Task brief:
Extract every record, keeping each one exactly as it is.

Data provided:
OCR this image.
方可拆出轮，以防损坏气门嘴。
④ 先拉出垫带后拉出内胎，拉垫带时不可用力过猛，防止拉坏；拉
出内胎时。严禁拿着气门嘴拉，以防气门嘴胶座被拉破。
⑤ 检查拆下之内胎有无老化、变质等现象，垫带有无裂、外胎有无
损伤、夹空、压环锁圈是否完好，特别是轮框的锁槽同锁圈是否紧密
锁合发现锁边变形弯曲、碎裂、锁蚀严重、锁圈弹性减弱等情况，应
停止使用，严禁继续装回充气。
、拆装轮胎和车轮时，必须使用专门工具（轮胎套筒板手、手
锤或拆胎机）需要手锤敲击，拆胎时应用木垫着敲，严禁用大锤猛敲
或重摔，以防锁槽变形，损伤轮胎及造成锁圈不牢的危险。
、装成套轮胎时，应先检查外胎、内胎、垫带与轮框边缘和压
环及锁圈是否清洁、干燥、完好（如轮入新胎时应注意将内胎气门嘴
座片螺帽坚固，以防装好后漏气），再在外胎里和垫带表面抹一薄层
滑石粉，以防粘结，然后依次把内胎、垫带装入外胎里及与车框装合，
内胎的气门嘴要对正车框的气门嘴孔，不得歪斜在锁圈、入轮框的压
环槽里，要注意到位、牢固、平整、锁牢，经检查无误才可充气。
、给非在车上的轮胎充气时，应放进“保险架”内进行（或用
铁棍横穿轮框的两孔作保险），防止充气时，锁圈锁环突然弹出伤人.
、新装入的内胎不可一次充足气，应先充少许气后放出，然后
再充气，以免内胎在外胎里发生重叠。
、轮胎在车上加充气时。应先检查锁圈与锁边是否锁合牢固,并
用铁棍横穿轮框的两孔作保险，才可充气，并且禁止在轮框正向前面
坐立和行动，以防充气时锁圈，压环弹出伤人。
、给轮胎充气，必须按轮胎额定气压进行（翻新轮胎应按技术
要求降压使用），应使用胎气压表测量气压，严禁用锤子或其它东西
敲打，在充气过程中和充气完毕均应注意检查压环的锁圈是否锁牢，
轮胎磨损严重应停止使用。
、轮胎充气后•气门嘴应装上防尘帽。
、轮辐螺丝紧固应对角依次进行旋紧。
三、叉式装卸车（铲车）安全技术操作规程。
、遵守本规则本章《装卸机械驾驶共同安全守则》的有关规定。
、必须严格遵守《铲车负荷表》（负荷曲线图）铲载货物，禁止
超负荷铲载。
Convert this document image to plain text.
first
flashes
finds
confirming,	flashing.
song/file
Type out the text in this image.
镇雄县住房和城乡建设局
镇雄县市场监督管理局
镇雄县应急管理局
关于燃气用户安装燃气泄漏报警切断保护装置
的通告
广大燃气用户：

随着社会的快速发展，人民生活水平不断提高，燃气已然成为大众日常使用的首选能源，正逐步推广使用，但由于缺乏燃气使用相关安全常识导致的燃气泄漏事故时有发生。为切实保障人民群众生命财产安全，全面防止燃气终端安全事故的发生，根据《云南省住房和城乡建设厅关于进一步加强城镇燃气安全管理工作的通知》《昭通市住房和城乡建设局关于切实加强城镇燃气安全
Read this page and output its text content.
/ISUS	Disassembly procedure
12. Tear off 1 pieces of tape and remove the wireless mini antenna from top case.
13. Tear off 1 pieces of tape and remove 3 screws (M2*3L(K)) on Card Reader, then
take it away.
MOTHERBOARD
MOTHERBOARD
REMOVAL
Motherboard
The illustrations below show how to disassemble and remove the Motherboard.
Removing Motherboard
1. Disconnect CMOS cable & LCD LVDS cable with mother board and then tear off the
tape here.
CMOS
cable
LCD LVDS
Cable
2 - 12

The result:
OCR this image.
方可拆出轮，以防损坏气门嘴。
④ 先拉出垫带后拉出内胎，拉垫带时不可用力过猛，防止拉坏；拉
出内胎时。严禁拿着气门嘴拉，以防气门嘴胶座被拉破。
⑤ 检查拆下之内胎有无老化、变质等现象，垫带有无裂、外胎有无
损伤、夹空、压环锁圈是否完好，特别是轮框的锁槽同锁圈是否紧密
锁合发现锁边变形弯曲、碎裂、锁蚀严重、锁圈弹性减弱等情况，应
停止使用，严禁继续装回充气。
、拆装轮胎和车轮时，必须使用专门工具（轮胎套筒板手、手
锤或拆胎机）需要手锤敲击，拆胎时应用木垫着敲，严禁用大锤猛敲
或重摔，以防锁槽变形，损伤轮胎及造成锁圈不牢的危险。
、装成套轮胎时，应先检查外胎、内胎、垫带与轮框边缘和压
环及锁圈是否清洁、干燥、完好（如轮入新胎时应注意将内胎气门嘴
座片螺帽坚固，以防装好后漏气），再在外胎里和垫带表面抹一薄层
滑石粉，以防粘结，然后依次把内胎、垫带装入外胎里及与车框装合，
内胎的气门嘴要对正车框的气门嘴孔，不得歪斜在锁圈、入轮框的压
环槽里，要注意到位、牢固、平整、锁牢，经检查无误才可充气。
、给非在车上的轮胎充气时，应放进“保险架”内进行（或用
铁棍横穿轮框的两孔作保险），防止充气时，锁圈锁环突然弹出伤人.
、新装入的内胎不可一次充足气，应先充少许气后放出，然后
再充气，以免内胎在外胎里发生重叠。
、轮胎在车上加充气时。应先检查锁圈与锁边是否锁合牢固,并
用铁棍横穿轮框的两孔作保险，才可充气，并且禁止在轮框正向前面
坐立和行动，以防充气时锁圈，压环弹出伤人。
、给轮胎充气，必须按轮胎额定气压进行（翻新轮胎应按技术
要求降压使用），应使用胎气压表测量气压，严禁用锤子或其它东西
敲打，在充气过程中和充气完毕均应注意检查压环的锁圈是否锁牢，
轮胎磨损严重应停止使用。
、轮胎充气后•气门嘴应装上防尘帽。
、轮辐螺丝紧固应对角依次进行旋紧。
三、叉式装卸车（铲车）安全技术操作规程。
、遵守本规则本章《装卸机械驾驶共同安全守则》的有关规定。
、必须严格遵守《铲车负荷表》（负荷曲线图）铲载货物，禁止
超负荷铲载。
Convert this document image to plain text.
first
flashes
finds
confirming,	flashing.
song/file
Type out the text in this image.
镇雄县住房和城乡建设局
镇雄县市场监督管理局
镇雄县应急管理局
关于燃气用户安装燃气泄漏报警切断保护装置
的通告
广大燃气用户：

随着社会的快速发展，人民生活水平不断提高，燃气已然成为大众日常使用的首选能源，正逐步推广使用，但由于缺乏燃气使用相关安全常识导致的燃气泄漏事故时有发生。为切实保障人民群众生命财产安全，全面防止燃气终端安全事故的发生，根据《云南省住房和城乡建设厅关于进一步加强城镇燃气安全管理工作的通知》《昭通市住房和城乡建设局关于切实加强城镇燃气安全
Read this page and output its text content.
/ISUS	Disassembly procedure
12. Tear off 1 pieces of tape and remove the wireless mini antenna from top case.
13. Tear off 1 pieces of tape and remove 3 screws (M2*3L(K)) on Card Reader, then
take it away.
MOTHERBOARD
MOTHERBOARD
REMOVAL
Motherboard
The illustrations below show how to disassemble and remove the Motherboard.
Removing Motherboard
1. Disconnect CMOS cable & LCD LVDS cable with mother board and then tear off the
tape here.
CMOS
cable
LCD LVDS
Cable
2 - 12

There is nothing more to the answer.